TASK DETAILS —
Search the listing below for the string "type" and show each line that contains it.

RECORDED DATA —
# # #
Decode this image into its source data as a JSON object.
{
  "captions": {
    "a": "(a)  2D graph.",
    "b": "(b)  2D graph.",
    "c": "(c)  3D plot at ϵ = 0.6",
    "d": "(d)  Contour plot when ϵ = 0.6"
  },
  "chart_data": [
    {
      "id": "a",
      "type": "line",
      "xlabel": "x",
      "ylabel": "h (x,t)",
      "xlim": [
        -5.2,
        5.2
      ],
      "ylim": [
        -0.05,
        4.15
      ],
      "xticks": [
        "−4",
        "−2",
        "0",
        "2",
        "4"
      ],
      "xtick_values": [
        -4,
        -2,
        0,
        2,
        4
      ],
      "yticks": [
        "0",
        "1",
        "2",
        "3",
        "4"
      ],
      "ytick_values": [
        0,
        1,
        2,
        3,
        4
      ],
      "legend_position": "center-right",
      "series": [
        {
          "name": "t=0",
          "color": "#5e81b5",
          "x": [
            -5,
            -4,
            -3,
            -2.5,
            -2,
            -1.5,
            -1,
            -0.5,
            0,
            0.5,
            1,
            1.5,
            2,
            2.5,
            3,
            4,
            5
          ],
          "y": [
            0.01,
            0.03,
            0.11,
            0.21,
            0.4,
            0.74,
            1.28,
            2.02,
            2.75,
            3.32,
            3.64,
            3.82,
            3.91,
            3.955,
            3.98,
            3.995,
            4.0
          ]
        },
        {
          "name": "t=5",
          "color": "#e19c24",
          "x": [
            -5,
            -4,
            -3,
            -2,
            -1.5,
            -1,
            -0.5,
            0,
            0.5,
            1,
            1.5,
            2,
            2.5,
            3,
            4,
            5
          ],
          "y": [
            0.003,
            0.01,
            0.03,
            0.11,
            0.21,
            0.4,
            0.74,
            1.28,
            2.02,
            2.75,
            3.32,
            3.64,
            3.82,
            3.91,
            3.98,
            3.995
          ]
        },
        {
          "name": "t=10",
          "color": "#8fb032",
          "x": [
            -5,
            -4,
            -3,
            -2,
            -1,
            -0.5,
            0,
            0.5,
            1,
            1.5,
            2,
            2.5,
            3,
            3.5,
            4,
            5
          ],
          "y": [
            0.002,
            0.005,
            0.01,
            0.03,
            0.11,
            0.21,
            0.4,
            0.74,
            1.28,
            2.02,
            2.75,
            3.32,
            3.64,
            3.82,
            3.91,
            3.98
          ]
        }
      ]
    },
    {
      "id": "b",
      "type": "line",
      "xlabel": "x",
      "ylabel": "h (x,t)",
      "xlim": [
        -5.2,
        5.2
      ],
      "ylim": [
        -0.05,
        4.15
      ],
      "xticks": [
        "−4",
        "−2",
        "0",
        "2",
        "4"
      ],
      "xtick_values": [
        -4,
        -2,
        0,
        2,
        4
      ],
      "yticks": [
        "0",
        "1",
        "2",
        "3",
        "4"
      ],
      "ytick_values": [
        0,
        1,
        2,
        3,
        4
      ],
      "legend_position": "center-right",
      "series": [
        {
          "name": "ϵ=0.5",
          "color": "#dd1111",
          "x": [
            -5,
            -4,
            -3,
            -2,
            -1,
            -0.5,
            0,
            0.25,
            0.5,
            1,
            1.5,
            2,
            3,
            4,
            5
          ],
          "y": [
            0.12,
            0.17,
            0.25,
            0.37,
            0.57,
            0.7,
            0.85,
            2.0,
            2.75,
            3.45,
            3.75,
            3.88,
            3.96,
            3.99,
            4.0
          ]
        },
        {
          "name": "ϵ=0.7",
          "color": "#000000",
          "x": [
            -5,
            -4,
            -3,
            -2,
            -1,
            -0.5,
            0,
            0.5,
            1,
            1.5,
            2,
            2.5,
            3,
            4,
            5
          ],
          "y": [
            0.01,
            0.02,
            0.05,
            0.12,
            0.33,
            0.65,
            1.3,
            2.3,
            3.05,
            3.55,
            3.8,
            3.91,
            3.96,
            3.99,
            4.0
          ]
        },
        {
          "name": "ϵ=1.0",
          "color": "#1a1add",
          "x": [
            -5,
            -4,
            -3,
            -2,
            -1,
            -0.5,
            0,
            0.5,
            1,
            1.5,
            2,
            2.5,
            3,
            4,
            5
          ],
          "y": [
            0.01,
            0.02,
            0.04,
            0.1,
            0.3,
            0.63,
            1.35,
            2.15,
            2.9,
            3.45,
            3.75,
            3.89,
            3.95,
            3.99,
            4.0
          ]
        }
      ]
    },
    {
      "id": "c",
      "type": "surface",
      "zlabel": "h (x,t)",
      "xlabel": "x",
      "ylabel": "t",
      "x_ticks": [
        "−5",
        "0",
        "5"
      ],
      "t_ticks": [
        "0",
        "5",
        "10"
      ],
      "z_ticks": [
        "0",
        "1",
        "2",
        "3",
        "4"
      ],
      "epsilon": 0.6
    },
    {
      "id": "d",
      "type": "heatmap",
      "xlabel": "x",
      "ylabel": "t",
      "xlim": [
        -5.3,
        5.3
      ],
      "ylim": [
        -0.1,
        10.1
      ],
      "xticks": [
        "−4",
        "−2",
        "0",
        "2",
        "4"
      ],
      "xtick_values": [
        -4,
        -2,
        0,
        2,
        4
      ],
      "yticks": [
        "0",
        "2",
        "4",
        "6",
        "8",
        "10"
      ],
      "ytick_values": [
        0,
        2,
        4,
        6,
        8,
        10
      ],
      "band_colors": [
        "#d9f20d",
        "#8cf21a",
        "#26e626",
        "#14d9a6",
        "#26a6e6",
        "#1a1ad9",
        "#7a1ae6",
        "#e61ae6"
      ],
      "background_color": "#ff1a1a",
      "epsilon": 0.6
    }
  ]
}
# # #
RIGHT ANSWER —
      "type": "line",
      "type": "line",
      "type": "surface",
      "type": "heatmap",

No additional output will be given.